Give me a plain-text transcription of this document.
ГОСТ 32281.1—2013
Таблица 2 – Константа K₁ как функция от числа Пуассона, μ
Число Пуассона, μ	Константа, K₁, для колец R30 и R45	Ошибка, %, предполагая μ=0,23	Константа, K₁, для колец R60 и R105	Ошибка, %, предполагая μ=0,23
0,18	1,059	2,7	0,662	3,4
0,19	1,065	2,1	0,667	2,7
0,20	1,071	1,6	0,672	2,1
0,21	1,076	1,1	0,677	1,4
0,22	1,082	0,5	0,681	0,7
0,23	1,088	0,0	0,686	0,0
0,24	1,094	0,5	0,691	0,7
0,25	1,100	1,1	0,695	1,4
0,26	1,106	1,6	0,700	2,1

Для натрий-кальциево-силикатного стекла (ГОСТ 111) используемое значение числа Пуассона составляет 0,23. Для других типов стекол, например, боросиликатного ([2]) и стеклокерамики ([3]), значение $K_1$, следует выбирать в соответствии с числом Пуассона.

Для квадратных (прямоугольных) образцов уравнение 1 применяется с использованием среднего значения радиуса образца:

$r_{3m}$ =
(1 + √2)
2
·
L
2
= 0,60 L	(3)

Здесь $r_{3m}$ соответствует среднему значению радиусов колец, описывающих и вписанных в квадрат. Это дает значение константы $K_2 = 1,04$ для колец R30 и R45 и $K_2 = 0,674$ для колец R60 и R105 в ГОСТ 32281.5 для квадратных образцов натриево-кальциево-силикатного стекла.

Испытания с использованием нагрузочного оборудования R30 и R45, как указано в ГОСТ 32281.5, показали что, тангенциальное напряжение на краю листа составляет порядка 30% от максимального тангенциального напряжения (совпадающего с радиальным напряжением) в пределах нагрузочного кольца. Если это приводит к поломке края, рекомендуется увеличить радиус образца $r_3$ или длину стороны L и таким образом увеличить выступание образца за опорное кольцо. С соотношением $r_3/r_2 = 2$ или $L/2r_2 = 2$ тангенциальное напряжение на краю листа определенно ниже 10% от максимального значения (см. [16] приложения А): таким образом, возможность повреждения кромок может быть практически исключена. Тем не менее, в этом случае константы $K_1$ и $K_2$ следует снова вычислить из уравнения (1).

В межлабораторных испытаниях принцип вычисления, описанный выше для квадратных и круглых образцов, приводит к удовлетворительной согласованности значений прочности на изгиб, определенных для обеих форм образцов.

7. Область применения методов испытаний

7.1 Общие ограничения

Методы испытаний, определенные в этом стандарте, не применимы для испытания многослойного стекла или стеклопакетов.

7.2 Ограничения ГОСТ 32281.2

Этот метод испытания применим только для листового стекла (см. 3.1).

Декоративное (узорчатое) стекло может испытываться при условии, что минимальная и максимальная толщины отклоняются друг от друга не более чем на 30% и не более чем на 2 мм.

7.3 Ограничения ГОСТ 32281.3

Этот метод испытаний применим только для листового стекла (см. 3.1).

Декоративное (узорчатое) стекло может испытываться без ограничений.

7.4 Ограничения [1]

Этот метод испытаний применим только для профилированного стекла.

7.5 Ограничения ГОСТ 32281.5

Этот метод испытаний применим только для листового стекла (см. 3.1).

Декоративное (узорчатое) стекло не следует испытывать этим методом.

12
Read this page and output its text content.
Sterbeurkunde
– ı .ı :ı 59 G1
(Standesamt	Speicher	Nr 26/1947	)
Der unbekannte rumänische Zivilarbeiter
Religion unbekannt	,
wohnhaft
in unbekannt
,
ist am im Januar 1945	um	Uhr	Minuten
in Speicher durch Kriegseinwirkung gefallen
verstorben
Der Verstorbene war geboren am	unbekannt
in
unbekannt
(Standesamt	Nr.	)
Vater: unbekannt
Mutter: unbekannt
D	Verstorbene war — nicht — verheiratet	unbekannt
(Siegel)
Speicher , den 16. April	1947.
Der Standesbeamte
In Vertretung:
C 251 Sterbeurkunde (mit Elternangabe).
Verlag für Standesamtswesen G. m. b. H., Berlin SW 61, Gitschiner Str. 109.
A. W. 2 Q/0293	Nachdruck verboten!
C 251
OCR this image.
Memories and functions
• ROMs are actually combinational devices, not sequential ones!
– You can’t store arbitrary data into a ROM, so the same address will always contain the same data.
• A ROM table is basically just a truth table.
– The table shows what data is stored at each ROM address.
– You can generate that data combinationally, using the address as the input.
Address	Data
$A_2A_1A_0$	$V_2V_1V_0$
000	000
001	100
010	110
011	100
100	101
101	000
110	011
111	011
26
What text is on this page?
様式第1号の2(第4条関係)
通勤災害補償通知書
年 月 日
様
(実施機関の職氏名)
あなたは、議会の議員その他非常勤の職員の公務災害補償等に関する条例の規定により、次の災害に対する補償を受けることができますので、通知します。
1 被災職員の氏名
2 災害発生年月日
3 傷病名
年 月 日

- - - -

▶ _Directive_
Gather each line in these records that contains the string "text".

▶ _The reply_
Give me a plain-text transcription of this document.
Read this page and output its text content.
What text is on this page?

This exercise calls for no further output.